What is expected: Scan the data for lines with "Promise" and report the count by itself.

Chart and figure data:
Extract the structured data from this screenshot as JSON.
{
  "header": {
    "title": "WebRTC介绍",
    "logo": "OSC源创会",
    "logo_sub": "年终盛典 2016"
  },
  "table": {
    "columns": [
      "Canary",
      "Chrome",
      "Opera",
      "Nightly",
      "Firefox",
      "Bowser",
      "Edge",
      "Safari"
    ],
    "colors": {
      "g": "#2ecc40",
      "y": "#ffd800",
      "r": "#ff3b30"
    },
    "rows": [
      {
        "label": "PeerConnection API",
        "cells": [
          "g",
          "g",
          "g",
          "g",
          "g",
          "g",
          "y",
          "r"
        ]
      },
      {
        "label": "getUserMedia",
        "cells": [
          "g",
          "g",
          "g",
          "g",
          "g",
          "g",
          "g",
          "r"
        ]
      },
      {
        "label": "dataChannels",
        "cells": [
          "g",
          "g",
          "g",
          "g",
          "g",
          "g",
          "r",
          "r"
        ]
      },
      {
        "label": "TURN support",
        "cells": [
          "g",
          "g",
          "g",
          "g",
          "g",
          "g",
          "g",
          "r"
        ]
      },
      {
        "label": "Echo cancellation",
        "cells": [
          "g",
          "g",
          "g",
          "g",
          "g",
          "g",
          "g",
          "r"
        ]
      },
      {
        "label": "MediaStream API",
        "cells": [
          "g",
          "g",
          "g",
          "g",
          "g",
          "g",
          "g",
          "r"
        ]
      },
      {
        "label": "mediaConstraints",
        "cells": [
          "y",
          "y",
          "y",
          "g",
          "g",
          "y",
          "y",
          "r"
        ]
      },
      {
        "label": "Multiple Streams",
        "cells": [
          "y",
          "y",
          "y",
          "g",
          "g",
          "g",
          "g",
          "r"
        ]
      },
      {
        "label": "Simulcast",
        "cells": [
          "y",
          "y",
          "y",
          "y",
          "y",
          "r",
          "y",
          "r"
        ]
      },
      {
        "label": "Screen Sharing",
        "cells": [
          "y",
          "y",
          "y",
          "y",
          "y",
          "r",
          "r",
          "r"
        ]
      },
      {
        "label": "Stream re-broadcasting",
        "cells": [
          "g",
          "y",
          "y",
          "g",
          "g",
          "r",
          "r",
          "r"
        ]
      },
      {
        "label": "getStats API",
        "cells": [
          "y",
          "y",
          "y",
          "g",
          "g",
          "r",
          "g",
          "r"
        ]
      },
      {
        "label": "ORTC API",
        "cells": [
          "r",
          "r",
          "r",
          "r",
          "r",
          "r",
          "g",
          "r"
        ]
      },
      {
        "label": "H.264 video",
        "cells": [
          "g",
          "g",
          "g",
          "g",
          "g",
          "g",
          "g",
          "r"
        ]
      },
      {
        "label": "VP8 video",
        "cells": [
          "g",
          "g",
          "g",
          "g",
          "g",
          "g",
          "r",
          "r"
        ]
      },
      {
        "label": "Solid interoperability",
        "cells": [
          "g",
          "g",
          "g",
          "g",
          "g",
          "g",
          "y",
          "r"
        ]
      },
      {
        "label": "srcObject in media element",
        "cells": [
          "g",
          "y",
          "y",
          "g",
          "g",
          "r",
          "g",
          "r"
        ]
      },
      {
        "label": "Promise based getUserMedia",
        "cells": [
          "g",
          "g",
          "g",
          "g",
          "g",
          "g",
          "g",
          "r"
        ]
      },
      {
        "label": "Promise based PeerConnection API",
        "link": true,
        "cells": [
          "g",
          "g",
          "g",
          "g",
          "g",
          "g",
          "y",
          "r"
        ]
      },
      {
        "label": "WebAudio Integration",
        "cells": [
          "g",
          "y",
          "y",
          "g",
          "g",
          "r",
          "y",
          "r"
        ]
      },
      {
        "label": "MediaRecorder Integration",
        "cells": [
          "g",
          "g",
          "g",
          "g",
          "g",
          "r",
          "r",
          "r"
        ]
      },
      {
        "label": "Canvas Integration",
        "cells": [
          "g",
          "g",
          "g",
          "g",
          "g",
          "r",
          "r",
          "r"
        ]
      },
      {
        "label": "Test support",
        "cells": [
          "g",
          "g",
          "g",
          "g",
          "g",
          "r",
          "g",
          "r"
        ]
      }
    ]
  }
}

Reply: 2